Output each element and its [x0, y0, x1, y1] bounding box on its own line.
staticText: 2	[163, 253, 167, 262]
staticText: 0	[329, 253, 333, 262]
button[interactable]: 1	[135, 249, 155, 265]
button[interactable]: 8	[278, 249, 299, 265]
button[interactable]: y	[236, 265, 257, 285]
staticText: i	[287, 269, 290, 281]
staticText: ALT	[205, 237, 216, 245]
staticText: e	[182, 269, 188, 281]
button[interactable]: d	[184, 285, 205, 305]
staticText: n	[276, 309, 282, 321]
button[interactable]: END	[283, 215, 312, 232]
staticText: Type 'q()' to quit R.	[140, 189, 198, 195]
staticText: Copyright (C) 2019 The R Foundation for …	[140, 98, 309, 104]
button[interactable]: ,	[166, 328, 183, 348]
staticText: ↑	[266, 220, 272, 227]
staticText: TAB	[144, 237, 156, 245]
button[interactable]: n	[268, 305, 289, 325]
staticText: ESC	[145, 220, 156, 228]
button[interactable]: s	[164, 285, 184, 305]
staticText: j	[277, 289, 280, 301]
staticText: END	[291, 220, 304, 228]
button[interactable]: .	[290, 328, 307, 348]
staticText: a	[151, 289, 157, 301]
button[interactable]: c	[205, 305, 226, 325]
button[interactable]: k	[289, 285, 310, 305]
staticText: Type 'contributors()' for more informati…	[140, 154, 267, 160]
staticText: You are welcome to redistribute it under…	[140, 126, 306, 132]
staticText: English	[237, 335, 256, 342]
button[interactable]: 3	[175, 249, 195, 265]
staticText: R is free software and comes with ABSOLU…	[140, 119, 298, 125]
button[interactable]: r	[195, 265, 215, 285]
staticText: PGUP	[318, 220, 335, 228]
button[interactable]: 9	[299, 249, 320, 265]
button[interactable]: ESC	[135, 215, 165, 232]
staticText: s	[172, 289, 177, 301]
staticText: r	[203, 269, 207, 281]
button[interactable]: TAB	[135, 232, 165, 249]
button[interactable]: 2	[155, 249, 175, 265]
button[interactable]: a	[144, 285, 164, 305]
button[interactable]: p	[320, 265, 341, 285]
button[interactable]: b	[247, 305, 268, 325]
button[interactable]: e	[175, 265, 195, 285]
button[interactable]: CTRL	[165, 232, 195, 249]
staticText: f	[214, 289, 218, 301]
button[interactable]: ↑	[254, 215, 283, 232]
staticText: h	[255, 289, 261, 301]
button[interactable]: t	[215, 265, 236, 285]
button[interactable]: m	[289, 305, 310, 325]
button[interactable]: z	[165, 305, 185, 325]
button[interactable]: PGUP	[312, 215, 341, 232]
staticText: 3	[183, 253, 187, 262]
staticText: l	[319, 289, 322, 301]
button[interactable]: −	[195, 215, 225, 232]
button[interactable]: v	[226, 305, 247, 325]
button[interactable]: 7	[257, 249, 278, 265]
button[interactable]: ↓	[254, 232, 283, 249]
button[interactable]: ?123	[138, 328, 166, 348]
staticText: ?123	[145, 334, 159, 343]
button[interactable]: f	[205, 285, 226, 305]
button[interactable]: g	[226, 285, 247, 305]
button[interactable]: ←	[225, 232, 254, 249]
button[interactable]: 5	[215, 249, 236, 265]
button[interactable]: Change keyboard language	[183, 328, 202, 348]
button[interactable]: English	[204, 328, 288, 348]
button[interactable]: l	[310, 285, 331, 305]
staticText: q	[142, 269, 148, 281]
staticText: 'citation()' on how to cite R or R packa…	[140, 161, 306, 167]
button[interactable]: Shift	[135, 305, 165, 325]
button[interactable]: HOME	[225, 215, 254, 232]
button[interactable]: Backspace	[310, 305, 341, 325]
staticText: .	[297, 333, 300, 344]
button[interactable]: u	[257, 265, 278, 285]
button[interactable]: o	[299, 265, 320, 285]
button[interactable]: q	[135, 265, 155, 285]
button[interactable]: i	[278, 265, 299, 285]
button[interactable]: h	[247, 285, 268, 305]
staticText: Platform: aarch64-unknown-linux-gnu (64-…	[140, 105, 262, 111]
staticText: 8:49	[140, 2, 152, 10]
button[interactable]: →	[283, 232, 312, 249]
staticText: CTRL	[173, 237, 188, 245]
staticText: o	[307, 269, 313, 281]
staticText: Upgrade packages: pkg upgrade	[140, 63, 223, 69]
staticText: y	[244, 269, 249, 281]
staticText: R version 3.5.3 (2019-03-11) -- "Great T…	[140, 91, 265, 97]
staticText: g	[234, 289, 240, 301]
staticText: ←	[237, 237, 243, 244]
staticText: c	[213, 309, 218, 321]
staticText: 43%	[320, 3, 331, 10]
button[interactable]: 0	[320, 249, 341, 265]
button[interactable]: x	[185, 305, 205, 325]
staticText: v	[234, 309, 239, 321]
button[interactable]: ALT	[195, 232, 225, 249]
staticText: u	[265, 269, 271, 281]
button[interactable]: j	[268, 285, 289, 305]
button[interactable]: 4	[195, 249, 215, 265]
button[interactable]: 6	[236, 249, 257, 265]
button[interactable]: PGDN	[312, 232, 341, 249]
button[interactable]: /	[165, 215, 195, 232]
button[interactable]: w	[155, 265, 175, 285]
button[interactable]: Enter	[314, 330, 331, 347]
▬▬▬▬▬▬
Given problem -
Rewrite every entry above with "interactable" changed to "clickable" and nothing else altered.

The result -
Output each element and its [x0, y0, x1, y1] bounding box on its own line.
staticText: 2	[163, 253, 167, 262]
staticText: 0	[329, 253, 333, 262]
button[clickable]: 1	[135, 249, 155, 265]
button[clickable]: 8	[278, 249, 299, 265]
button[clickable]: y	[236, 265, 257, 285]
staticText: i	[287, 269, 290, 281]
staticText: ALT	[205, 237, 216, 245]
staticText: e	[182, 269, 188, 281]
button[clickable]: d	[184, 285, 205, 305]
staticText: n	[276, 309, 282, 321]
button[clickable]: END	[283, 215, 312, 232]
staticText: Type 'q()' to quit R.	[140, 189, 198, 195]
staticText: Copyright (C) 2019 The R Foundation for …	[140, 98, 309, 104]
button[clickable]: ,	[166, 328, 183, 348]
staticText: ↑	[266, 220, 272, 227]
staticText: TAB	[144, 237, 156, 245]
button[clickable]: n	[268, 305, 289, 325]
staticText: ESC	[145, 220, 156, 228]
button[clickable]: s	[164, 285, 184, 305]
staticText: j	[277, 289, 280, 301]
staticText: END	[291, 220, 304, 228]
button[clickable]: .	[290, 328, 307, 348]
staticText: a	[151, 289, 157, 301]
button[clickable]: c	[205, 305, 226, 325]
button[clickable]: k	[289, 285, 310, 305]
staticText: Type 'contributors()' for more informati…	[140, 154, 267, 160]
staticText: You are welcome to redistribute it under…	[140, 126, 306, 132]
staticText: English	[237, 335, 256, 342]
button[clickable]: 3	[175, 249, 195, 265]
staticText: R is free software and comes with ABSOLU…	[140, 119, 298, 125]
button[clickable]: r	[195, 265, 215, 285]
staticText: PGUP	[318, 220, 335, 228]
button[clickable]: 9	[299, 249, 320, 265]
button[clickable]: ESC	[135, 215, 165, 232]
staticText: s	[172, 289, 177, 301]
staticText: r	[203, 269, 207, 281]
button[clickable]: TAB	[135, 232, 165, 249]
button[clickable]: 2	[155, 249, 175, 265]
button[clickable]: a	[144, 285, 164, 305]
button[clickable]: p	[320, 265, 341, 285]
button[clickable]: b	[247, 305, 268, 325]
button[clickable]: e	[175, 265, 195, 285]
button[clickable]: CTRL	[165, 232, 195, 249]
staticText: f	[214, 289, 218, 301]
button[clickable]: ↑	[254, 215, 283, 232]
staticText: h	[255, 289, 261, 301]
button[clickable]: t	[215, 265, 236, 285]
button[clickable]: m	[289, 305, 310, 325]
button[clickable]: z	[165, 305, 185, 325]
button[clickable]: PGUP	[312, 215, 341, 232]
staticText: 3	[183, 253, 187, 262]
staticText: l	[319, 289, 322, 301]
button[clickable]: −	[195, 215, 225, 232]
button[clickable]: v	[226, 305, 247, 325]
button[clickable]: 7	[257, 249, 278, 265]
button[clickable]: ↓	[254, 232, 283, 249]
button[clickable]: ?123	[138, 328, 166, 348]
staticText: ?123	[145, 334, 159, 343]
button[clickable]: f	[205, 285, 226, 305]
button[clickable]: g	[226, 285, 247, 305]
button[clickable]: ←	[225, 232, 254, 249]
button[clickable]: 5	[215, 249, 236, 265]
button[clickable]: Change keyboard language	[183, 328, 202, 348]
button[clickable]: English	[204, 328, 288, 348]
button[clickable]: l	[310, 285, 331, 305]
staticText: q	[142, 269, 148, 281]
staticText: 'citation()' on how to cite R or R packa…	[140, 161, 306, 167]
button[clickable]: Shift	[135, 305, 165, 325]
button[clickable]: HOME	[225, 215, 254, 232]
button[clickable]: Backspace	[310, 305, 341, 325]
staticText: .	[297, 333, 300, 344]
button[clickable]: u	[257, 265, 278, 285]
button[clickable]: o	[299, 265, 320, 285]
button[clickable]: q	[135, 265, 155, 285]
button[clickable]: i	[278, 265, 299, 285]
button[clickable]: h	[247, 285, 268, 305]
staticText: Platform: aarch64-unknown-linux-gnu (64-…	[140, 105, 262, 111]
staticText: 8:49	[140, 2, 152, 10]
button[clickable]: →	[283, 232, 312, 249]
staticText: CTRL	[173, 237, 188, 245]
staticText: o	[307, 269, 313, 281]
staticText: Upgrade packages: pkg upgrade	[140, 63, 223, 69]
staticText: y	[244, 269, 249, 281]
staticText: R version 3.5.3 (2019-03-11) -- "Great T…	[140, 91, 265, 97]
staticText: g	[234, 289, 240, 301]
staticText: ←	[237, 237, 243, 244]
staticText: c	[213, 309, 218, 321]
staticText: 43%	[320, 3, 331, 10]
button[clickable]: 0	[320, 249, 341, 265]
button[clickable]: x	[185, 305, 205, 325]
staticText: v	[234, 309, 239, 321]
button[clickable]: ALT	[195, 232, 225, 249]
staticText: u	[265, 269, 271, 281]
button[clickable]: j	[268, 285, 289, 305]
button[clickable]: 4	[195, 249, 215, 265]
button[clickable]: 6	[236, 249, 257, 265]
button[clickable]: PGDN	[312, 232, 341, 249]
button[clickable]: /	[165, 215, 195, 232]
button[clickable]: w	[155, 265, 175, 285]
button[clickable]: Enter	[314, 330, 331, 347]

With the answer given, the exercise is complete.